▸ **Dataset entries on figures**
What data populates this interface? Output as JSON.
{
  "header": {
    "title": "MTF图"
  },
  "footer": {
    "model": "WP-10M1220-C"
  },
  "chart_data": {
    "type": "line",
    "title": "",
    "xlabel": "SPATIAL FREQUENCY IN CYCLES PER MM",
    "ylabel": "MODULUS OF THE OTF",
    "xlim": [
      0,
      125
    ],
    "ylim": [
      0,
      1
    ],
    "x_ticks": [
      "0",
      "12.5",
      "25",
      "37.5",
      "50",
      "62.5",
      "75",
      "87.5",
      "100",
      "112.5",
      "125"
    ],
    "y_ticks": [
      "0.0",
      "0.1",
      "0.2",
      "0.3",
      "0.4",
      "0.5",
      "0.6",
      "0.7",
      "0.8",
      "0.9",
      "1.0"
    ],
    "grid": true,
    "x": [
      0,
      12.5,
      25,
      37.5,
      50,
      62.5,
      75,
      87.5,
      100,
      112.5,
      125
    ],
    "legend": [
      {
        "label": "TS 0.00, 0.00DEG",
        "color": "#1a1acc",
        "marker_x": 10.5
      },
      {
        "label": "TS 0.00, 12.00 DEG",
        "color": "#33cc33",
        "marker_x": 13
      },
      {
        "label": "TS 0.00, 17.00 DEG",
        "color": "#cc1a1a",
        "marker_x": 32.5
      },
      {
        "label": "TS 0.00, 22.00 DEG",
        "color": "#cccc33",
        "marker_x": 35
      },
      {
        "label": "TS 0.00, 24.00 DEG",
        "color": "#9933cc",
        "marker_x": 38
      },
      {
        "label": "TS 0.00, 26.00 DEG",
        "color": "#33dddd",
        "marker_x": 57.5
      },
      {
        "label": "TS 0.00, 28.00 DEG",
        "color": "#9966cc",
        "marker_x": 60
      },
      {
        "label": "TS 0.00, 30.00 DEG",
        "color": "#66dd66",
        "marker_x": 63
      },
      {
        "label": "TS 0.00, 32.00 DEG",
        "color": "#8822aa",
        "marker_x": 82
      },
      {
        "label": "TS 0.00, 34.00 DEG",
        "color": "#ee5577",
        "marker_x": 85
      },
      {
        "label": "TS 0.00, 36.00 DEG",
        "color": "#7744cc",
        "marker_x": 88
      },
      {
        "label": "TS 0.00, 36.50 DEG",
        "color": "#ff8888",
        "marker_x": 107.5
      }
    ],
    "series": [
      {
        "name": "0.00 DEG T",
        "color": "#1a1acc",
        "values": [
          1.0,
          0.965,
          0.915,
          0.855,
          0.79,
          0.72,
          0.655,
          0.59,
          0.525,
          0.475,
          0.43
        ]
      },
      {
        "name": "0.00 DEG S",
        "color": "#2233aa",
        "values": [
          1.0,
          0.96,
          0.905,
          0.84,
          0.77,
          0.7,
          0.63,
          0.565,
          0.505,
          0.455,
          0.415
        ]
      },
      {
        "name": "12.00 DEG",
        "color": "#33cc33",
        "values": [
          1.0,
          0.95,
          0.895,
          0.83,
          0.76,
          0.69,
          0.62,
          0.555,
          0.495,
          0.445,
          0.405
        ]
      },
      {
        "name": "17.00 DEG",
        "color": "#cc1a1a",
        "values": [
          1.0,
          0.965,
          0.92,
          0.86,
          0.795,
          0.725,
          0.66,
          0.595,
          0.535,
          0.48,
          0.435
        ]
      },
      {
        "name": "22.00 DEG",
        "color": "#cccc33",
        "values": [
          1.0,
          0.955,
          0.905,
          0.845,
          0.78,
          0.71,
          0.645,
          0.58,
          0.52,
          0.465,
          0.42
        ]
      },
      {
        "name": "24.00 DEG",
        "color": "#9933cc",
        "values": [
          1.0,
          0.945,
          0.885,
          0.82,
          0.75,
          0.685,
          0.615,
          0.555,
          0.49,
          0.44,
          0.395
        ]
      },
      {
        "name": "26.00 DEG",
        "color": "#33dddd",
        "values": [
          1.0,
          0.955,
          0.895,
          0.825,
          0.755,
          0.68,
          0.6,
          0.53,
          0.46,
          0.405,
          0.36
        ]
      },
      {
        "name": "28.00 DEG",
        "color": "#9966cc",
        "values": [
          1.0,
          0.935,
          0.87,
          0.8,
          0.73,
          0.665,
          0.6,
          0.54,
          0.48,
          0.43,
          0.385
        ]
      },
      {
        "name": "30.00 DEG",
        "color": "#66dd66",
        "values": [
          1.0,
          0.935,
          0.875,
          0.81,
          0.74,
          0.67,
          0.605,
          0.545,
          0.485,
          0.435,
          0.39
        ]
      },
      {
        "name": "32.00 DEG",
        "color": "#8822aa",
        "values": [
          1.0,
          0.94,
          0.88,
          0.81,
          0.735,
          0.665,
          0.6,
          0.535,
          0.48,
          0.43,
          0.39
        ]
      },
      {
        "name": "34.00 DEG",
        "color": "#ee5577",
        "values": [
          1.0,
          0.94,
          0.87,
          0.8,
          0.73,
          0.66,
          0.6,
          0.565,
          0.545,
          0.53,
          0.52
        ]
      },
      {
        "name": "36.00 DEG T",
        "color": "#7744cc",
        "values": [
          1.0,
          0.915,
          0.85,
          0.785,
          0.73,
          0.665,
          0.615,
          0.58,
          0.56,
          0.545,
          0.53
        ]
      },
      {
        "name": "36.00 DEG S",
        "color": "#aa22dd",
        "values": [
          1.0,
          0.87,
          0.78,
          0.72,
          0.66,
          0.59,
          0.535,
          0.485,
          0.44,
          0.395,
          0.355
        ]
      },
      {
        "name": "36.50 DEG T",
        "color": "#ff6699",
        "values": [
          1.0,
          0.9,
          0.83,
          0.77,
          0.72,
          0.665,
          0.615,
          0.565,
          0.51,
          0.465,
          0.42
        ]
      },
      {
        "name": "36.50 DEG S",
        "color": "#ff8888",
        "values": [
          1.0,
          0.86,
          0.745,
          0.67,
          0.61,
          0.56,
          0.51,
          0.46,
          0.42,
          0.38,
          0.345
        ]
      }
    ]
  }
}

▸ **Required work**
Type the whole listing again, unaltered.

▸ **Expected answer**
What data populates this interface? Output as JSON.
{
  "header": {
    "title": "MTF图"
  },
  "footer": {
    "model": "WP-10M1220-C"
  },
  "chart_data": {
    "type": "line",
    "title": "",
    "xlabel": "SPATIAL FREQUENCY IN CYCLES PER MM",
    "ylabel": "MODULUS OF THE OTF",
    "xlim": [
      0,
      125
    ],
    "ylim": [
      0,
      1
    ],
    "x_ticks": [
      "0",
      "12.5",
      "25",
      "37.5",
      "50",
      "62.5",
      "75",
      "87.5",
      "100",
      "112.5",
      "125"
    ],
    "y_ticks": [
      "0.0",
      "0.1",
      "0.2",
      "0.3",
      "0.4",
      "0.5",
      "0.6",
      "0.7",
      "0.8",
      "0.9",
      "1.0"
    ],
    "grid": true,
    "x": [
      0,
      12.5,
      25,
      37.5,
      50,
      62.5,
      75,
      87.5,
      100,
      112.5,
      125
    ],
    "legend": [
      {
        "label": "TS 0.00, 0.00DEG",
        "color": "#1a1acc",
        "marker_x": 10.5
      },
      {
        "label": "TS 0.00, 12.00 DEG",
        "color": "#33cc33",
        "marker_x": 13
      },
      {
        "label": "TS 0.00, 17.00 DEG",
        "color": "#cc1a1a",
        "marker_x": 32.5
      },
      {
        "label": "TS 0.00, 22.00 DEG",
        "color": "#cccc33",
        "marker_x": 35
      },
      {
        "label": "TS 0.00, 24.00 DEG",
        "color": "#9933cc",
        "marker_x": 38
      },
      {
        "label": "TS 0.00, 26.00 DEG",
        "color": "#33dddd",
        "marker_x": 57.5
      },
      {
        "label": "TS 0.00, 28.00 DEG",
        "color": "#9966cc",
        "marker_x": 60
      },
      {
        "label": "TS 0.00, 30.00 DEG",
        "color": "#66dd66",
        "marker_x": 63
      },
      {
        "label": "TS 0.00, 32.00 DEG",
        "color": "#8822aa",
        "marker_x": 82
      },
      {
        "label": "TS 0.00, 34.00 DEG",
        "color": "#ee5577",
        "marker_x": 85
      },
      {
        "label": "TS 0.00, 36.00 DEG",
        "color": "#7744cc",
        "marker_x": 88
      },
      {
        "label": "TS 0.00, 36.50 DEG",
        "color": "#ff8888",
        "marker_x": 107.5
      }
    ],
    "series": [
      {
        "name": "0.00 DEG T",
        "color": "#1a1acc",
        "values": [
          1.0,
          0.965,
          0.915,
          0.855,
          0.79,
          0.72,
          0.655,
          0.59,
          0.525,
          0.475,
          0.43
        ]
      },
      {
        "name": "0.00 DEG S",
        "color": "#2233aa",
        "values": [
          1.0,
          0.96,
          0.905,
          0.84,
          0.77,
          0.7,
          0.63,
          0.565,
          0.505,
          0.455,
          0.415
        ]
      },
      {
        "name": "12.00 DEG",
        "color": "#33cc33",
        "values": [
          1.0,
          0.95,
          0.895,
          0.83,
          0.76,
          0.69,
          0.62,
          0.555,
          0.495,
          0.445,
          0.405
        ]
      },
      {
        "name": "17.00 DEG",
        "color": "#cc1a1a",
        "values": [
          1.0,
          0.965,
          0.92,
          0.86,
          0.795,
          0.725,
          0.66,
          0.595,
          0.535,
          0.48,
          0.435
        ]
      },
      {
        "name": "22.00 DEG",
        "color": "#cccc33",
        "values": [
          1.0,
          0.955,
          0.905,
          0.845,
          0.78,
          0.71,
          0.645,
          0.58,
          0.52,
          0.465,
          0.42
        ]
      },
      {
        "name": "24.00 DEG",
        "color": "#9933cc",
        "values": [
          1.0,
          0.945,
          0.885,
          0.82,
          0.75,
          0.685,
          0.615,
          0.555,
          0.49,
          0.44,
          0.395
        ]
      },
      {
        "name": "26.00 DEG",
        "color": "#33dddd",
        "values": [
          1.0,
          0.955,
          0.895,
          0.825,
          0.755,
          0.68,
          0.6,
          0.53,
          0.46,
          0.405,
          0.36
        ]
      },
      {
        "name": "28.00 DEG",
        "color": "#9966cc",
        "values": [
          1.0,
          0.935,
          0.87,
          0.8,
          0.73,
          0.665,
          0.6,
          0.54,
          0.48,
          0.43,
          0.385
        ]
      },
      {
        "name": "30.00 DEG",
        "color": "#66dd66",
        "values": [
          1.0,
          0.935,
          0.875,
          0.81,
          0.74,
          0.67,
          0.605,
          0.545,
          0.485,
          0.435,
          0.39
        ]
      },
      {
        "name": "32.00 DEG",
        "color": "#8822aa",
        "values": [
          1.0,
          0.94,
          0.88,
          0.81,
          0.735,
          0.665,
          0.6,
          0.535,
          0.48,
          0.43,
          0.39
        ]
      },
      {
        "name": "34.00 DEG",
        "color": "#ee5577",
        "values": [
          1.0,
          0.94,
          0.87,
          0.8,
          0.73,
          0.66,
          0.6,
          0.565,
          0.545,
          0.53,
          0.52
        ]
      },
      {
        "name": "36.00 DEG T",
        "color": "#7744cc",
        "values": [
          1.0,
          0.915,
          0.85,
          0.785,
          0.73,
          0.665,
          0.615,
          0.58,
          0.56,
          0.545,
          0.53
        ]
      },
      {
        "name": "36.00 DEG S",
        "color": "#aa22dd",
        "values": [
          1.0,
          0.87,
          0.78,
          0.72,
          0.66,
          0.59,
          0.535,
          0.485,
          0.44,
          0.395,
          0.355
        ]
      },
      {
        "name": "36.50 DEG T",
        "color": "#ff6699",
        "values": [
          1.0,
          0.9,
          0.83,
          0.77,
          0.72,
          0.665,
          0.615,
          0.565,
          0.51,
          0.465,
          0.42
        ]
      },
      {
        "name": "36.50 DEG S",
        "color": "#ff8888",
        "values": [
          1.0,
          0.86,
          0.745,
          0.67,
          0.61,
          0.56,
          0.51,
          0.46,
          0.42,
          0.38,
          0.345
        ]
      }
    ]
  }
}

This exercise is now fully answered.